[Instruction]:
Show all lines holding the string "found".
═══ Input for this task ═══
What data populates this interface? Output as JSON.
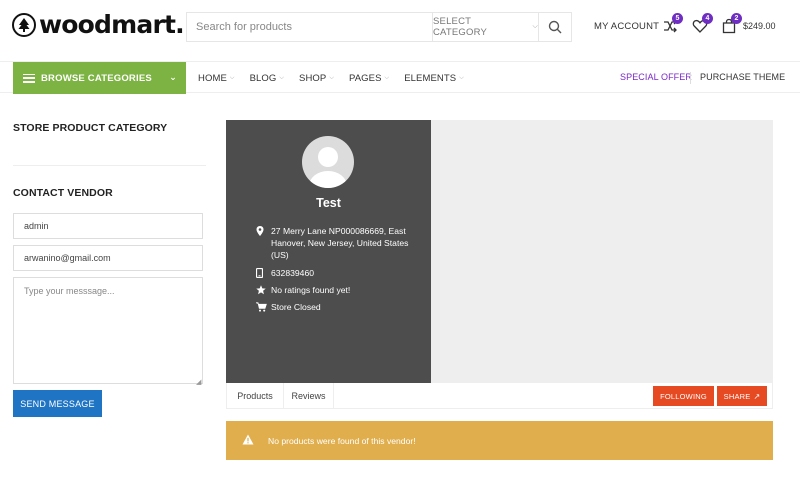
{
  "header": {
    "logo_text": "woodmart.",
    "search": {
      "placeholder": "Search for products",
      "category_label": "SELECT CATEGORY"
    },
    "my_account_label": "MY ACCOUNT",
    "compare_count": "5",
    "wishlist_count": "4",
    "cart_count": "2",
    "cart_total": "$249.00",
    "accent_color": "#6f2ec2"
  },
  "nav": {
    "browse_label": "BROWSE CATEGORIES",
    "browse_color": "#7cb342",
    "items": [
      "HOME",
      "BLOG",
      "SHOP",
      "PAGES",
      "ELEMENTS"
    ],
    "special_offer_label": "SPECIAL OFFER",
    "purchase_theme_label": "PURCHASE THEME"
  },
  "sidebar": {
    "category_title": "STORE PRODUCT CATEGORY",
    "contact_title": "CONTACT VENDOR",
    "name_value": "admin",
    "email_value": "arwanino@gmail.com",
    "message_placeholder": "Type your messsage...",
    "send_label": "SEND MESSAGE",
    "send_color": "#1f74c4"
  },
  "store": {
    "name": "Test",
    "address": "27 Merry Lane NP000086669, East Hanover, New Jersey, United States (US)",
    "phone": "632839460",
    "rating": "No ratings found yet!",
    "status": "Store Closed",
    "tabs": [
      "Products",
      "Reviews"
    ],
    "following_label": "FOLLOWING",
    "share_label": "SHARE",
    "button_color": "#e54a23",
    "notice": "No products were found of this vendor!",
    "notice_color": "#e0ae4c"
  }
}
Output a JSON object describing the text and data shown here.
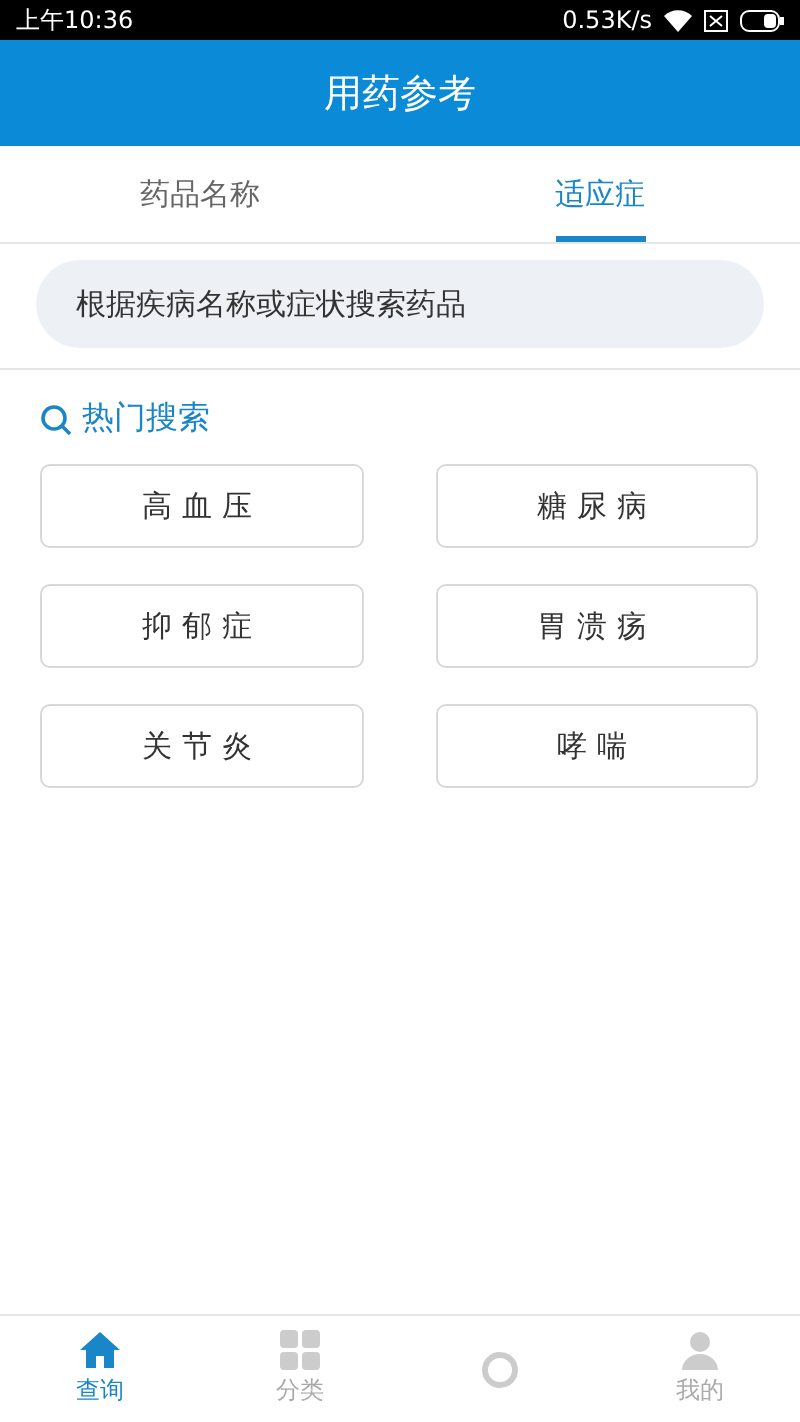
{
  "status_bar": {
    "time": "上午10:36",
    "speed": "0.53K/s"
  },
  "header": {
    "title": "用药参考"
  },
  "tabs": [
    {
      "label": "药品名称",
      "selected": false
    },
    {
      "label": "适应症",
      "selected": true
    }
  ],
  "search": {
    "placeholder": "根据疾病名称或症状搜索药品"
  },
  "hot_search": {
    "title": "热门搜索",
    "items": [
      "高血压",
      "糖尿病",
      "抑郁症",
      "胃溃疡",
      "关节炎",
      "哮喘"
    ]
  },
  "bottom_nav": [
    {
      "kind": "home",
      "label": "查询",
      "selected": true
    },
    {
      "kind": "grid",
      "label": "分类",
      "selected": false
    },
    {
      "kind": "ring",
      "selected": false
    },
    {
      "kind": "person",
      "label": "我的",
      "selected": false
    }
  ]
}
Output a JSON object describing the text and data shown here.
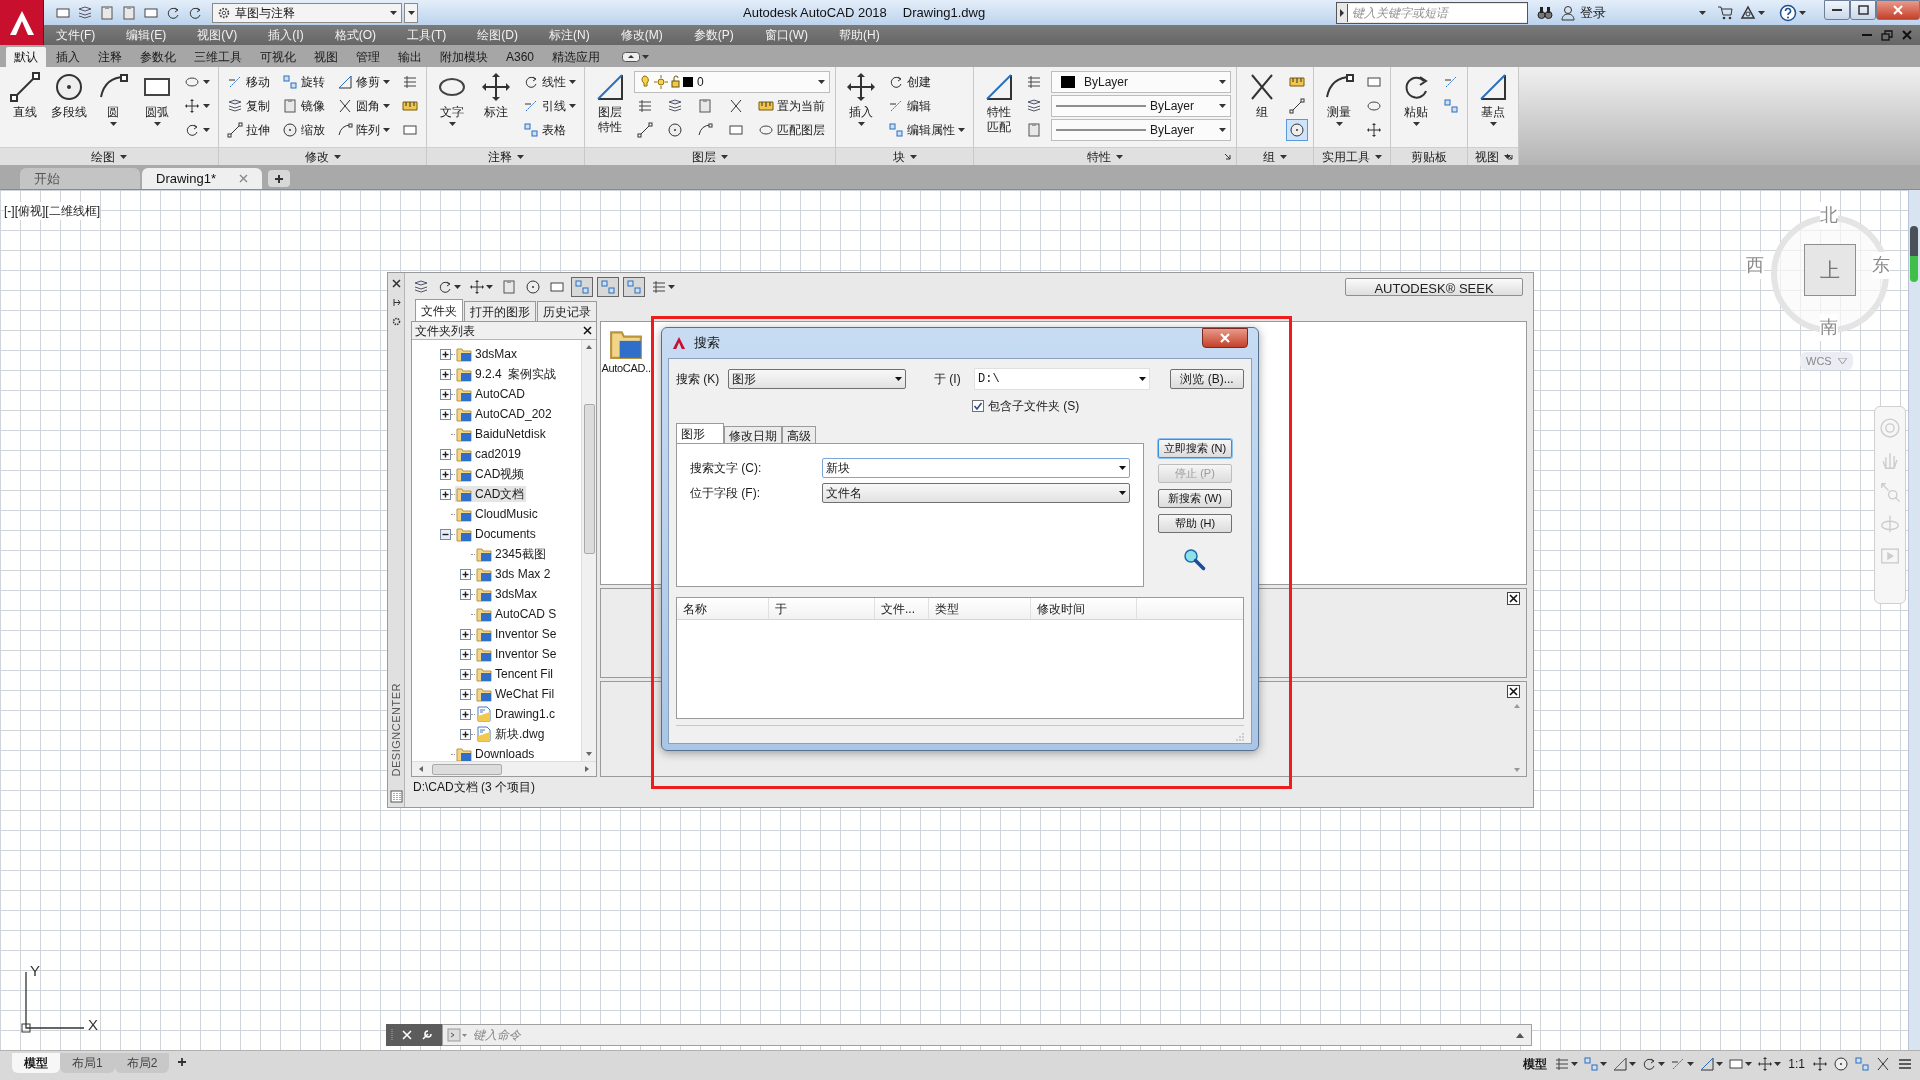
{
  "title_bar": {
    "workspace": "草图与注释",
    "app_title": "Autodesk AutoCAD 2018",
    "document": "Drawing1.dwg",
    "search_placeholder": "键入关键字或短语",
    "sign_in": "登录"
  },
  "menu_bar": [
    "文件(F)",
    "编辑(E)",
    "视图(V)",
    "插入(I)",
    "格式(O)",
    "工具(T)",
    "绘图(D)",
    "标注(N)",
    "修改(M)",
    "参数(P)",
    "窗口(W)",
    "帮助(H)"
  ],
  "ribbon_tabs": [
    {
      "label": "默认",
      "selected": true
    },
    {
      "label": "插入",
      "selected": false
    },
    {
      "label": "注释",
      "selected": false
    },
    {
      "label": "参数化",
      "selected": false
    },
    {
      "label": "三维工具",
      "selected": false
    },
    {
      "label": "可视化",
      "selected": false
    },
    {
      "label": "视图",
      "selected": false
    },
    {
      "label": "管理",
      "selected": false
    },
    {
      "label": "输出",
      "selected": false
    },
    {
      "label": "附加模块",
      "selected": false
    },
    {
      "label": "A360",
      "selected": false
    },
    {
      "label": "精选应用",
      "selected": false
    }
  ],
  "ribbon_panels": [
    {
      "title": "绘图",
      "menu": true,
      "launcher": false,
      "large": [
        {
          "label": "直线",
          "dropdown": false
        },
        {
          "label": "多段线",
          "dropdown": false
        },
        {
          "label": "圆",
          "dropdown": true
        },
        {
          "label": "圆弧",
          "dropdown": true
        }
      ],
      "rows": [
        [
          {
            "kind": "tool",
            "dropdown": true
          }
        ],
        [
          {
            "kind": "tool",
            "dropdown": true
          }
        ],
        [
          {
            "kind": "tool",
            "dropdown": true
          }
        ]
      ]
    },
    {
      "title": "修改",
      "menu": true,
      "launcher": false,
      "rows": [
        [
          {
            "kind": "tool",
            "label": "移动",
            "dropdown": false
          },
          {
            "kind": "tool",
            "label": "旋转",
            "dropdown": false
          },
          {
            "kind": "tool",
            "label": "修剪",
            "dropdown": true
          },
          {
            "kind": "tool",
            "dropdown": false
          }
        ],
        [
          {
            "kind": "tool",
            "label": "复制",
            "dropdown": false
          },
          {
            "kind": "tool",
            "label": "镜像",
            "dropdown": false
          },
          {
            "kind": "tool",
            "label": "圆角",
            "dropdown": true
          },
          {
            "kind": "tool",
            "dropdown": false
          }
        ],
        [
          {
            "kind": "tool",
            "label": "拉伸",
            "dropdown": false
          },
          {
            "kind": "tool",
            "label": "缩放",
            "dropdown": false
          },
          {
            "kind": "tool",
            "label": "阵列",
            "dropdown": true
          },
          {
            "kind": "tool",
            "dropdown": false
          }
        ]
      ]
    },
    {
      "title": "注释",
      "menu": true,
      "launcher": false,
      "large": [
        {
          "label": "文字",
          "dropdown": true
        },
        {
          "label": "标注",
          "dropdown": false
        }
      ],
      "rows": [
        [
          {
            "kind": "tool",
            "label": "线性",
            "dropdown": true
          }
        ],
        [
          {
            "kind": "tool",
            "label": "引线",
            "dropdown": true
          }
        ],
        [
          {
            "kind": "tool",
            "label": "表格",
            "dropdown": false
          }
        ]
      ]
    },
    {
      "title": "图层",
      "menu": true,
      "launcher": false,
      "large": [
        {
          "label": "图层特性",
          "dropdown": false
        }
      ],
      "rows": [
        [
          {
            "kind": "layer-combo",
            "value": "0"
          }
        ],
        [
          {
            "kind": "tool",
            "dropdown": false
          },
          {
            "kind": "tool",
            "dropdown": false
          },
          {
            "kind": "tool",
            "dropdown": false
          },
          {
            "kind": "tool",
            "dropdown": false
          },
          {
            "kind": "tool",
            "label": "置为当前",
            "dropdown": false
          }
        ],
        [
          {
            "kind": "tool",
            "dropdown": false
          },
          {
            "kind": "tool",
            "dropdown": false
          },
          {
            "kind": "tool",
            "dropdown": false
          },
          {
            "kind": "tool",
            "dropdown": false
          },
          {
            "kind": "tool",
            "label": "匹配图层",
            "dropdown": false
          }
        ]
      ]
    },
    {
      "title": "块",
      "menu": true,
      "launcher": false,
      "large": [
        {
          "label": "插入",
          "dropdown": true
        }
      ],
      "rows": [
        [
          {
            "kind": "tool",
            "label": "创建",
            "dropdown": false
          }
        ],
        [
          {
            "kind": "tool",
            "label": "编辑",
            "dropdown": false
          }
        ],
        [
          {
            "kind": "tool",
            "label": "编辑属性",
            "dropdown": true
          }
        ]
      ]
    },
    {
      "title": "特性",
      "menu": true,
      "launcher": true,
      "large": [
        {
          "label": "特性匹配",
          "dropdown": false
        }
      ],
      "rows": [
        [
          {
            "kind": "tool",
            "dropdown": false
          },
          {
            "kind": "color-combo",
            "value": "ByLayer"
          }
        ],
        [
          {
            "kind": "tool",
            "dropdown": false
          },
          {
            "kind": "line-combo",
            "value": "ByLayer"
          }
        ],
        [
          {
            "kind": "tool",
            "dropdown": false
          },
          {
            "kind": "line-combo",
            "value": "ByLayer"
          }
        ]
      ]
    },
    {
      "title": "组",
      "menu": true,
      "launcher": false,
      "large": [
        {
          "label": "组",
          "dropdown": false
        }
      ],
      "rows": [
        [
          {
            "kind": "tool",
            "dropdown": false,
            "active": false
          }
        ],
        [
          {
            "kind": "tool",
            "dropdown": false,
            "active": false
          }
        ],
        [
          {
            "kind": "tool",
            "dropdown": false,
            "active": true
          }
        ]
      ]
    },
    {
      "title": "实用工具",
      "menu": true,
      "launcher": false,
      "large": [
        {
          "label": "测量",
          "dropdown": true
        }
      ],
      "rows": [
        [
          {
            "kind": "tool",
            "dropdown": false
          }
        ],
        [
          {
            "kind": "tool",
            "dropdown": false
          }
        ],
        [
          {
            "kind": "tool",
            "dropdown": false
          }
        ]
      ]
    },
    {
      "title": "剪贴板",
      "menu": false,
      "launcher": false,
      "large": [
        {
          "label": "粘贴",
          "dropdown": true
        }
      ],
      "rows": [
        [
          {
            "kind": "tool",
            "dropdown": false
          }
        ],
        [
          {
            "kind": "tool",
            "dropdown": false
          }
        ]
      ]
    },
    {
      "title": "视图",
      "menu": true,
      "launcher": true,
      "large": [
        {
          "label": "基点",
          "dropdown": true
        }
      ]
    }
  ],
  "file_tabs": [
    {
      "label": "开始",
      "selected": false,
      "closable": false
    },
    {
      "label": "Drawing1*",
      "selected": true,
      "closable": true
    }
  ],
  "viewport_label": "[-][俯视][二维线框]",
  "viewcube": {
    "north": "北",
    "south": "南",
    "east": "东",
    "west": "西",
    "face": "上",
    "ucs": "WCS"
  },
  "ucs_icon": {
    "y": "Y",
    "x": "X"
  },
  "design_center": {
    "title": "DESIGNCENTER",
    "seek_button": "AUTODESK® SEEK",
    "tabs": [
      {
        "label": "文件夹",
        "selected": true
      },
      {
        "label": "打开的图形",
        "selected": false
      },
      {
        "label": "历史记录",
        "selected": false
      }
    ],
    "tree_header": "文件夹列表",
    "tree": [
      {
        "label": "3dsMax",
        "kind": "folder",
        "expandable": true,
        "expanded": false,
        "selected": false
      },
      {
        "label": "9.2.4  案例实战",
        "kind": "folder",
        "expandable": true,
        "expanded": false,
        "selected": false
      },
      {
        "label": "AutoCAD",
        "kind": "folder",
        "expandable": true,
        "expanded": false,
        "selected": false
      },
      {
        "label": "AutoCAD_202",
        "kind": "folder",
        "expandable": true,
        "expanded": false,
        "selected": false
      },
      {
        "label": "BaiduNetdisk",
        "kind": "folder",
        "expandable": false,
        "selected": false
      },
      {
        "label": "cad2019",
        "kind": "folder",
        "expandable": true,
        "expanded": false,
        "selected": false
      },
      {
        "label": "CAD视频",
        "kind": "folder",
        "expandable": true,
        "expanded": false,
        "selected": false
      },
      {
        "label": "CAD文档",
        "kind": "folder",
        "expandable": true,
        "expanded": false,
        "selected": true
      },
      {
        "label": "CloudMusic",
        "kind": "folder",
        "expandable": false,
        "selected": false
      },
      {
        "label": "Documents",
        "kind": "folder",
        "expandable": true,
        "expanded": true,
        "selected": false,
        "children": [
          {
            "label": "2345截图",
            "kind": "folder",
            "expandable": false,
            "selected": false
          },
          {
            "label": "3ds Max 2",
            "kind": "folder",
            "expandable": true,
            "expanded": false,
            "selected": false
          },
          {
            "label": "3dsMax",
            "kind": "folder",
            "expandable": true,
            "expanded": false,
            "selected": false
          },
          {
            "label": "AutoCAD S",
            "kind": "folder",
            "expandable": false,
            "selected": false
          },
          {
            "label": "Inventor Se",
            "kind": "folder",
            "expandable": true,
            "expanded": false,
            "selected": false
          },
          {
            "label": "Inventor Se",
            "kind": "folder",
            "expandable": true,
            "expanded": false,
            "selected": false
          },
          {
            "label": "Tencent Fil",
            "kind": "folder",
            "expandable": true,
            "expanded": false,
            "selected": false
          },
          {
            "label": "WeChat Fil",
            "kind": "folder",
            "expandable": true,
            "expanded": false,
            "selected": false
          },
          {
            "label": "Drawing1.c",
            "kind": "drawing",
            "expandable": true,
            "expanded": false,
            "selected": false
          },
          {
            "label": "新块.dwg",
            "kind": "drawing",
            "expandable": true,
            "expanded": false,
            "selected": false
          }
        ]
      },
      {
        "label": "Downloads",
        "kind": "folder",
        "expandable": false,
        "selected": false
      }
    ],
    "content_items": [
      {
        "label": "AutoCAD.."
      }
    ],
    "status": "D:\\CAD文档 (3 个项目)"
  },
  "search_dialog": {
    "title": "搜索",
    "look_for_label": "搜索 (K)",
    "look_for": "图形",
    "in_label": "于 (I)",
    "in": "D:\\",
    "browse": "浏览 (B)...",
    "include_subfolders": {
      "label": "包含子文件夹 (S)",
      "checked": true
    },
    "tabs": [
      {
        "label": "图形",
        "selected": true
      },
      {
        "label": "修改日期",
        "selected": false
      },
      {
        "label": "高级",
        "selected": false
      }
    ],
    "fields": [
      {
        "label": "搜索文字 (C):",
        "value": "新块",
        "editable": true
      },
      {
        "label": "位于字段 (F):",
        "value": "文件名",
        "editable": false
      }
    ],
    "buttons": [
      {
        "label": "立即搜索 (N)",
        "default": true,
        "disabled": false
      },
      {
        "label": "停止 (P)",
        "default": false,
        "disabled": true
      },
      {
        "label": "新搜索 (W)",
        "default": false,
        "disabled": false
      },
      {
        "label": "帮助 (H)",
        "default": false,
        "disabled": false
      }
    ],
    "columns": [
      "名称",
      "于",
      "文件...",
      "类型",
      "修改时间"
    ]
  },
  "command_line": {
    "placeholder": "键入命令"
  },
  "layout_tabs": [
    {
      "label": "模型",
      "selected": true
    },
    {
      "label": "布局1",
      "selected": false
    },
    {
      "label": "布局2",
      "selected": false
    }
  ],
  "status_bar": {
    "space": "模型",
    "scale": "1:1"
  }
}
═══
[Task output]:
    "rating": "No ratings found yet!",
    "notice": "No products were found of this vendor!",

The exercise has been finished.